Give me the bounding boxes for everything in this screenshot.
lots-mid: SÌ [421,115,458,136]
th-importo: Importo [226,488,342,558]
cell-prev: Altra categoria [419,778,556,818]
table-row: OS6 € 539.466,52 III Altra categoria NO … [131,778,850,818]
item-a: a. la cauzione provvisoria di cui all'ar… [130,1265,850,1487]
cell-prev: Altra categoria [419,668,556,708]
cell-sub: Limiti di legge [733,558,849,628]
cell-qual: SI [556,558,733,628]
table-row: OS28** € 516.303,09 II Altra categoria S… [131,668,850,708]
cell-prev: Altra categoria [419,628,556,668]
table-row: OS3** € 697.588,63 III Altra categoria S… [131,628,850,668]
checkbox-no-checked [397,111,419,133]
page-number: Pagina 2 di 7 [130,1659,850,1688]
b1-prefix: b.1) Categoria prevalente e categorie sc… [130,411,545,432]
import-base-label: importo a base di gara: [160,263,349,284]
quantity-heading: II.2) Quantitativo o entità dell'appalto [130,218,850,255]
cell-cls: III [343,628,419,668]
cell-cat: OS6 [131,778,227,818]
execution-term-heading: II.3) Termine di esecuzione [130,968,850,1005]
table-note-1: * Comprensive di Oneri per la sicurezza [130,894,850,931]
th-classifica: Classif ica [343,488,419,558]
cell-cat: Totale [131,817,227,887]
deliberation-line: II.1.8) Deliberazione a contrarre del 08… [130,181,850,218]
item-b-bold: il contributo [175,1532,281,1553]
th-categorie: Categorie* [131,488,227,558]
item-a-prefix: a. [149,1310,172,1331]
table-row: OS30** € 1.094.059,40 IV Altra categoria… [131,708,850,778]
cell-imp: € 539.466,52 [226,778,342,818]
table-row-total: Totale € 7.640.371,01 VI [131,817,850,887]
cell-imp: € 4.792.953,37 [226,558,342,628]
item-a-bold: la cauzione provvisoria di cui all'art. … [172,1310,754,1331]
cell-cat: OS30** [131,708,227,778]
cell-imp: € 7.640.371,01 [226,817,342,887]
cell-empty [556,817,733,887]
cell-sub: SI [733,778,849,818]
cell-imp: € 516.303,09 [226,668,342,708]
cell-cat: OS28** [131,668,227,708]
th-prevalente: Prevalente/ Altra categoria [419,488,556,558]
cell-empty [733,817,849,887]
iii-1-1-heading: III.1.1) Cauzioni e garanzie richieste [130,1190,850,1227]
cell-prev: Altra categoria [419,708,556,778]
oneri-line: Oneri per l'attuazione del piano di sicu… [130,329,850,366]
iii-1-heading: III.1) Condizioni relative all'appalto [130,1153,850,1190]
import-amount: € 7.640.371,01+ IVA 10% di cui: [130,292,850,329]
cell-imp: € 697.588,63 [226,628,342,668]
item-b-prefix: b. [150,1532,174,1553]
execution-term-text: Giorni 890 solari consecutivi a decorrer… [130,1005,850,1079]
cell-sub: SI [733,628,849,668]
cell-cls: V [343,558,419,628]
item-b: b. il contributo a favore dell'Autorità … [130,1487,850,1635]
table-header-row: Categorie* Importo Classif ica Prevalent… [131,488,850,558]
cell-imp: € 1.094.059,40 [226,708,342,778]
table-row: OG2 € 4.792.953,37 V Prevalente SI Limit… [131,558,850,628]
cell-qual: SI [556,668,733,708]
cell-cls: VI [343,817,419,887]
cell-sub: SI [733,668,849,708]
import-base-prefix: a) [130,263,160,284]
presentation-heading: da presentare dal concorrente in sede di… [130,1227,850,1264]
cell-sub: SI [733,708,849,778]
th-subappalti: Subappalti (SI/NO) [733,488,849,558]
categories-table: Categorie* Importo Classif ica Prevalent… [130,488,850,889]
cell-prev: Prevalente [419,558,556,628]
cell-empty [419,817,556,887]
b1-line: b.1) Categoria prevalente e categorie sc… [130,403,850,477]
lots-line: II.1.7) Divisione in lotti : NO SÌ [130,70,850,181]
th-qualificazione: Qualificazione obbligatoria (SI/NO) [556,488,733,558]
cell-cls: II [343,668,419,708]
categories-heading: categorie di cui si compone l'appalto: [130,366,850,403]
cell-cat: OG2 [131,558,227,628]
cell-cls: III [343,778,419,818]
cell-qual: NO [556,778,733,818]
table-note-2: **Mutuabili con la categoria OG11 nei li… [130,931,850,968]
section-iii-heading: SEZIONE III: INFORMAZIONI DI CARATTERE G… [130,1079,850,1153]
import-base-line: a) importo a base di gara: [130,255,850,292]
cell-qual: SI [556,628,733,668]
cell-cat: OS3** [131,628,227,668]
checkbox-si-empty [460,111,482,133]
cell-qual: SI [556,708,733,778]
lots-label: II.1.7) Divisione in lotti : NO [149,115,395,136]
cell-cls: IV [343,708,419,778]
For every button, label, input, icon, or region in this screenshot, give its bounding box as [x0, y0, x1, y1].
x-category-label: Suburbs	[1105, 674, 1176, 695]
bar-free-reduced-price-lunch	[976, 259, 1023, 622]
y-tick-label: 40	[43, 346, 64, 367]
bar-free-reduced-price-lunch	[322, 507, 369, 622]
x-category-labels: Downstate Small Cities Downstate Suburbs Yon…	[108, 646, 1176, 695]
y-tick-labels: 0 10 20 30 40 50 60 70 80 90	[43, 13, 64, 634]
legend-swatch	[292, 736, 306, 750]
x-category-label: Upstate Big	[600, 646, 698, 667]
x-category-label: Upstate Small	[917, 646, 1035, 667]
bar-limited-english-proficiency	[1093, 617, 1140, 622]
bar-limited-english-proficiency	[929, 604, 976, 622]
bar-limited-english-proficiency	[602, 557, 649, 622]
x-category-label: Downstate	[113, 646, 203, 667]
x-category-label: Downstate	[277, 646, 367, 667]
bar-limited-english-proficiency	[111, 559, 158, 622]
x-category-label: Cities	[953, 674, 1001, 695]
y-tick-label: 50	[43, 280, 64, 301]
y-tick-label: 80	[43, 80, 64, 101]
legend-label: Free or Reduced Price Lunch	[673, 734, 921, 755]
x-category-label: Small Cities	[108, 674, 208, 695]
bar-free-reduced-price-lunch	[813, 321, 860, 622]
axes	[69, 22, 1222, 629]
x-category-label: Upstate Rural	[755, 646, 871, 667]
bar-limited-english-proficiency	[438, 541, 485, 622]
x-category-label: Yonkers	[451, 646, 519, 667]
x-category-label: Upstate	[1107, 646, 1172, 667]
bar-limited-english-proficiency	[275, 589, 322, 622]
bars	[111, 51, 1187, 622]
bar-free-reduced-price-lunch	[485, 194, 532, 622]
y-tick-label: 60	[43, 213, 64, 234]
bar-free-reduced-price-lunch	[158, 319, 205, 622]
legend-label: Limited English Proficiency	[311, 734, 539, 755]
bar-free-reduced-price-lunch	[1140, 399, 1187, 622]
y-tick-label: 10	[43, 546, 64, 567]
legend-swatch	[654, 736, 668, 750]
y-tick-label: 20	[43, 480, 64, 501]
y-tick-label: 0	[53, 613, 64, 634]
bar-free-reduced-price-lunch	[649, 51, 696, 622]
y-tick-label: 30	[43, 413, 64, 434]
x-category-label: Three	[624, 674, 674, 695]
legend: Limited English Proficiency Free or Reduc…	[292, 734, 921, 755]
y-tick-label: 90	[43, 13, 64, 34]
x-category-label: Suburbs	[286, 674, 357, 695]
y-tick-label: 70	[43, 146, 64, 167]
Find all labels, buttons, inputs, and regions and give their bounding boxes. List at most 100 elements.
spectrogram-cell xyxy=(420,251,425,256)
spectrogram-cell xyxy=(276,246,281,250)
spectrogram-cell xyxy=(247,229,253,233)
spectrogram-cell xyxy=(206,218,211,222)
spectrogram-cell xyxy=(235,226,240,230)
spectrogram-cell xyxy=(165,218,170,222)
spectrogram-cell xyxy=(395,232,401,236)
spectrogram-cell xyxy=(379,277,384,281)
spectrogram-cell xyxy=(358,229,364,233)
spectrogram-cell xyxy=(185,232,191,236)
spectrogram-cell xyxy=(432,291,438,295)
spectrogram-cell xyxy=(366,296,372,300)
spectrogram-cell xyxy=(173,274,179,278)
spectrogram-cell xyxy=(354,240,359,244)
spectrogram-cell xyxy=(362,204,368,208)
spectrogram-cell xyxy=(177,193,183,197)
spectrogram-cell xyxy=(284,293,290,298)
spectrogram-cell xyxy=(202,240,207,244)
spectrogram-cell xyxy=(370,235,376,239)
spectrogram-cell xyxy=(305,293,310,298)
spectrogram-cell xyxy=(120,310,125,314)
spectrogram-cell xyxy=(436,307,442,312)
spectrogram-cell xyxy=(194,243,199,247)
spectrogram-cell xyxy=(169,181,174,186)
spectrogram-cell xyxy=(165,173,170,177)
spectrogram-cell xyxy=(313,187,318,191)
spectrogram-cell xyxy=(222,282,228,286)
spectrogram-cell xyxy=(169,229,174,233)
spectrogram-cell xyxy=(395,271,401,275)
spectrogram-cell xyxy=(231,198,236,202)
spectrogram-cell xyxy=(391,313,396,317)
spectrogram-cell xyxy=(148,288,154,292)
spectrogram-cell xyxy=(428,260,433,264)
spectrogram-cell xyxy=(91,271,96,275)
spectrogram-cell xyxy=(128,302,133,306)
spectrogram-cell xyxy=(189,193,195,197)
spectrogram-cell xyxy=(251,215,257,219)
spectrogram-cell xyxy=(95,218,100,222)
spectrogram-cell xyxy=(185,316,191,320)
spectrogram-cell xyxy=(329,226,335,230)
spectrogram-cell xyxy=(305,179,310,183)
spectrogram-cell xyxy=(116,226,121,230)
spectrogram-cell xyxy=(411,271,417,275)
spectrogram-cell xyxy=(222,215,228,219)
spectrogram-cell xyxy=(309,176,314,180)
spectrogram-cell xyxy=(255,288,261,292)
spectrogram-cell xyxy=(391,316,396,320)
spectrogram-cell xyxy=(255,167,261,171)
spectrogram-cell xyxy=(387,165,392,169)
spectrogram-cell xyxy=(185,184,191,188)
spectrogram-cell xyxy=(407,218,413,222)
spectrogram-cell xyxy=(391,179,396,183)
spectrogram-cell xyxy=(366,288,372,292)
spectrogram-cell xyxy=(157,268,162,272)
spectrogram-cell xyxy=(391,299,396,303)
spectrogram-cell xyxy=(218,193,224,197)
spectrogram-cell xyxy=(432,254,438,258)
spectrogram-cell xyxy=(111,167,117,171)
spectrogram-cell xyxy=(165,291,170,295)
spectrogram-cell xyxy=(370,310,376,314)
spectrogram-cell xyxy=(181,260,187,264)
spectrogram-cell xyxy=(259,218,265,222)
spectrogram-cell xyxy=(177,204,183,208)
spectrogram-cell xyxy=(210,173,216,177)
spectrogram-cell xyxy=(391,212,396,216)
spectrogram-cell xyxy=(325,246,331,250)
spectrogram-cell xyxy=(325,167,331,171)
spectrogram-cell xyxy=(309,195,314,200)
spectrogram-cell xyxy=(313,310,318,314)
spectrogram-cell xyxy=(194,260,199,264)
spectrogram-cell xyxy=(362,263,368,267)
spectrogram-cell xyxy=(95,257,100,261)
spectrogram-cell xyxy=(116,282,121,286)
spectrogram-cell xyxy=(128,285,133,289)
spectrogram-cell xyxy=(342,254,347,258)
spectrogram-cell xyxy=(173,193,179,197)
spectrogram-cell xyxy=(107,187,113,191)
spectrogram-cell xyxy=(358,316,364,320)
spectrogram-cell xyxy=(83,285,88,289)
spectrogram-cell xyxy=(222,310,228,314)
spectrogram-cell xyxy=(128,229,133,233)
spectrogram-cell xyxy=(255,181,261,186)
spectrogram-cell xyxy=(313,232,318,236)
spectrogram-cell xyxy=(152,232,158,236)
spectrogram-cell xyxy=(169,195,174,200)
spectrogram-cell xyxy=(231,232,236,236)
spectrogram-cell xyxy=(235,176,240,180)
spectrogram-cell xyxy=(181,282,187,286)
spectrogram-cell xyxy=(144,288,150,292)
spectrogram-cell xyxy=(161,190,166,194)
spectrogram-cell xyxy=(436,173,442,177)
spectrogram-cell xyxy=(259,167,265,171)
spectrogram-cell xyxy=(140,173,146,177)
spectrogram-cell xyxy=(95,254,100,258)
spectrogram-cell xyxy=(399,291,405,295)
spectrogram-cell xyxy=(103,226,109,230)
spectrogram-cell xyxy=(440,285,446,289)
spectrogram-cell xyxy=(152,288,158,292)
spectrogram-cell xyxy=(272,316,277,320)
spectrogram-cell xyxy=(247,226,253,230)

___

What is expected:
Return the items word for word, starting at their first line and ending at the line that contains "oneri-line: Oneri per". Include both of those lines.

Answer below:
Give me the bounding boxes for everything in this screenshot.
lots-mid: SÌ [421,115,458,136]
th-importo: Importo [226,488,342,558]
cell-prev: Altra categoria [419,778,556,818]
table-row: OS6 € 539.466,52 III Altra categoria NO … [131,778,850,818]
item-a: a. la cauzione provvisoria di cui all'ar… [130,1265,850,1487]
cell-prev: Altra categoria [419,668,556,708]
cell-sub: Limiti di legge [733,558,849,628]
cell-qual: SI [556,558,733,628]
table-row: OS28** € 516.303,09 II Altra categoria S… [131,668,850,708]
cell-prev: Altra categoria [419,628,556,668]
table-row: OS3** € 697.588,63 III Altra categoria S… [131,628,850,668]
checkbox-no-checked [397,111,419,133]
page-number: Pagina 2 di 7 [130,1659,850,1688]
b1-prefix: b.1) Categoria prevalente e categorie sc… [130,411,545,432]
import-base-label: importo a base di gara: [160,263,349,284]
quantity-heading: II.2) Quantitativo o entità dell'appalto [130,218,850,255]
cell-cls: III [343,628,419,668]
cell-cat: OS6 [131,778,227,818]
execution-term-heading: II.3) Termine di esecuzione [130,968,850,1005]
table-note-1: * Comprensive di Oneri per la sicurezza [130,894,850,931]
th-classifica: Classif ica [343,488,419,558]
cell-cat: Totale [131,817,227,887]
deliberation-line: II.1.8) Deliberazione a contrarre del 08… [130,181,850,218]
item-b-bold: il contributo [175,1532,281,1553]
th-categorie: Categorie* [131,488,227,558]
item-a-prefix: a. [149,1310,172,1331]
table-row: OS30** € 1.094.059,40 IV Altra categoria… [131,708,850,778]
cell-imp: € 539.466,52 [226,778,342,818]
table-row-total: Totale € 7.640.371,01 VI [131,817,850,887]
cell-imp: € 4.792.953,37 [226,558,342,628]
item-a-bold: la cauzione provvisoria di cui all'art. … [172,1310,754,1331]
cell-cat: OS30** [131,708,227,778]
cell-imp: € 7.640.371,01 [226,817,342,887]
cell-empty [556,817,733,887]
cell-sub: SI [733,778,849,818]
cell-imp: € 516.303,09 [226,668,342,708]
cell-cat: OS28** [131,668,227,708]
th-prevalente: Prevalente/ Altra categoria [419,488,556,558]
cell-empty [733,817,849,887]
iii-1-1-heading: III.1.1) Cauzioni e garanzie richieste [130,1190,850,1227]
cell-prev: Altra categoria [419,708,556,778]
oneri-line: Oneri per l'attuazione del piano di sicu… [130,329,850,366]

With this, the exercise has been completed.